* [What you will do]
Could you write out the items below word for word, starting with their very first line and ending with the line that contains "candle-body [132,320,144,343]", both included?

# Record excerpts start

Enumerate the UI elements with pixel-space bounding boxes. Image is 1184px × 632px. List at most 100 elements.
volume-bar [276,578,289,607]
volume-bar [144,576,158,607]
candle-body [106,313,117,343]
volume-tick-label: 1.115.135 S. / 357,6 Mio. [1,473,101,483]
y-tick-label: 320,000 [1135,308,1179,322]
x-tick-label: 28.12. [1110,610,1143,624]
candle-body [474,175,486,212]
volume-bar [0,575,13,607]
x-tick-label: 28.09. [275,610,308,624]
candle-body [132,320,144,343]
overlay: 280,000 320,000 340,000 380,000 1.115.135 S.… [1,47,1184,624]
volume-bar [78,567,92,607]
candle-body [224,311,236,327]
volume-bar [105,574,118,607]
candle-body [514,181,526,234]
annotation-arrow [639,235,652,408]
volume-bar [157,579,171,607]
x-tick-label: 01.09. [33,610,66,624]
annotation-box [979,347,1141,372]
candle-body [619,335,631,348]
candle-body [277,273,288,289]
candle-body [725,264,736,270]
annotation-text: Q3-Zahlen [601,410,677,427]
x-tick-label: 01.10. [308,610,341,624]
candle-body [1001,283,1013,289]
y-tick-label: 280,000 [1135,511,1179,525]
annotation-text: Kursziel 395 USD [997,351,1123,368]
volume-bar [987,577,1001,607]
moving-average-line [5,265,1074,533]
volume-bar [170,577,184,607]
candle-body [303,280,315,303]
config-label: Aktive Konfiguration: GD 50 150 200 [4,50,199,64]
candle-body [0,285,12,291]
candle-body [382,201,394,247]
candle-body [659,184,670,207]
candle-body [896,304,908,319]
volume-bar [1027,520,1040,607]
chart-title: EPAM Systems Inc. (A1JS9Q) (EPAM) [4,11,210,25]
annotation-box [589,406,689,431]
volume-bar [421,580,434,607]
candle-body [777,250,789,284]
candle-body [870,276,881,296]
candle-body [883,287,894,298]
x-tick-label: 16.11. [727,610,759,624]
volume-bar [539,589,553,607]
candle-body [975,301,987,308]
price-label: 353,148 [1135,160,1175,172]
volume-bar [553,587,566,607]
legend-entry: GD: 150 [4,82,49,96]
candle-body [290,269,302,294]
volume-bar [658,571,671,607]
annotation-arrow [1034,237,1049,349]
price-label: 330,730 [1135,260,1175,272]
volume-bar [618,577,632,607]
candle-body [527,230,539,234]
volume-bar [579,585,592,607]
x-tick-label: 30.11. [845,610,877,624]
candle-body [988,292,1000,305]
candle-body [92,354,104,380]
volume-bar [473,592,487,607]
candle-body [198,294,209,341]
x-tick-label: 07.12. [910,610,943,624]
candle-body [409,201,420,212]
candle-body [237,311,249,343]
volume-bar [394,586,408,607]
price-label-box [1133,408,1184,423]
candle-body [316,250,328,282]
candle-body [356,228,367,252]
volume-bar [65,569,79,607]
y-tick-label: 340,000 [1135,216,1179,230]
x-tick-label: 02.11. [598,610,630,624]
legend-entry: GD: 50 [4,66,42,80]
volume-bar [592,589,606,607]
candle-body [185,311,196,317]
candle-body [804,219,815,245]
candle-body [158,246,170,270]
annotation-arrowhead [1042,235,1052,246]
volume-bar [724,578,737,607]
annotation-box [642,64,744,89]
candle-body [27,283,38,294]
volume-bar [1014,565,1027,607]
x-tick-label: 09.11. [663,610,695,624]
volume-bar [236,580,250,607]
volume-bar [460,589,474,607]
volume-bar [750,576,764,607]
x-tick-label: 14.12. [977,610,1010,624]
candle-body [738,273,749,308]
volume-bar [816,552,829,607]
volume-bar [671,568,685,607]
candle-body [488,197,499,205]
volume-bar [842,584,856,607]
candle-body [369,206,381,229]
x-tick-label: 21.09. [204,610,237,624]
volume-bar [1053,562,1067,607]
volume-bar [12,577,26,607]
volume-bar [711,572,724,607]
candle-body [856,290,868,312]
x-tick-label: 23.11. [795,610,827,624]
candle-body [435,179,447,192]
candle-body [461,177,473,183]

# Record excerpts end

* [Response to this task]
Enumerate the UI elements with pixel-space bounding boxes. Image is 1184px × 632px. List at most 100 elements.
volume-bar [276,578,289,607]
volume-bar [144,576,158,607]
candle-body [106,313,117,343]
volume-tick-label: 1.115.135 S. / 357,6 Mio. [1,473,101,483]
y-tick-label: 320,000 [1135,308,1179,322]
x-tick-label: 28.12. [1110,610,1143,624]
candle-body [474,175,486,212]
volume-bar [0,575,13,607]
x-tick-label: 28.09. [275,610,308,624]
candle-body [132,320,144,343]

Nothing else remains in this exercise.